==== Excerpted records

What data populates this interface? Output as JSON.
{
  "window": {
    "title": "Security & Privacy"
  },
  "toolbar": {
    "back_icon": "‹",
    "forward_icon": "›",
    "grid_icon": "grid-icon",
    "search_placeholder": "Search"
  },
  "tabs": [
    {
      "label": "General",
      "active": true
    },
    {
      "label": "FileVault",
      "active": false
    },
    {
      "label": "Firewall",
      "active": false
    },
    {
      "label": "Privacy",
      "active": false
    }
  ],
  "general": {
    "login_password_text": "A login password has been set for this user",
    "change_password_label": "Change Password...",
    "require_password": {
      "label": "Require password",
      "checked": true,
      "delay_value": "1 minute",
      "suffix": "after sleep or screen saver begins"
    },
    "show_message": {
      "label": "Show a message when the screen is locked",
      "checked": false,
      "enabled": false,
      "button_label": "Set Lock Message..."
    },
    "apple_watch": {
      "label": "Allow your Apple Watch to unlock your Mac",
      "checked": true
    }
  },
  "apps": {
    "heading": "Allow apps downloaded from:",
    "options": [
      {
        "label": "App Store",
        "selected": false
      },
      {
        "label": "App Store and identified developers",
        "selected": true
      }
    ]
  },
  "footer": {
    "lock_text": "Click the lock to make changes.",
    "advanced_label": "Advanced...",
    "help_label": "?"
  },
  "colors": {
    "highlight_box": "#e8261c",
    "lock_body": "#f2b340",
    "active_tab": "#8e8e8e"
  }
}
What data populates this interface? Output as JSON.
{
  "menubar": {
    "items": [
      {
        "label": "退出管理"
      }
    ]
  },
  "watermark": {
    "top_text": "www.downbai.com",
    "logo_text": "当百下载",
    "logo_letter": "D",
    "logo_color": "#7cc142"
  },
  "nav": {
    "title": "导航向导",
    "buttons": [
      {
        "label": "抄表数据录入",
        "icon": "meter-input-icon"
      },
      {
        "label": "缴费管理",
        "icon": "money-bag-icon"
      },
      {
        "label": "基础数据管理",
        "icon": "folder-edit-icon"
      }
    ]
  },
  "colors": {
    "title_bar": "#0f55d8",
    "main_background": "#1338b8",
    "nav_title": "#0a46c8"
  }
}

========

[Objective] Check every line for "Privacy" and show the ones that have it.

[Final result]
    "title": "Security & Privacy"
      "label": "Privacy",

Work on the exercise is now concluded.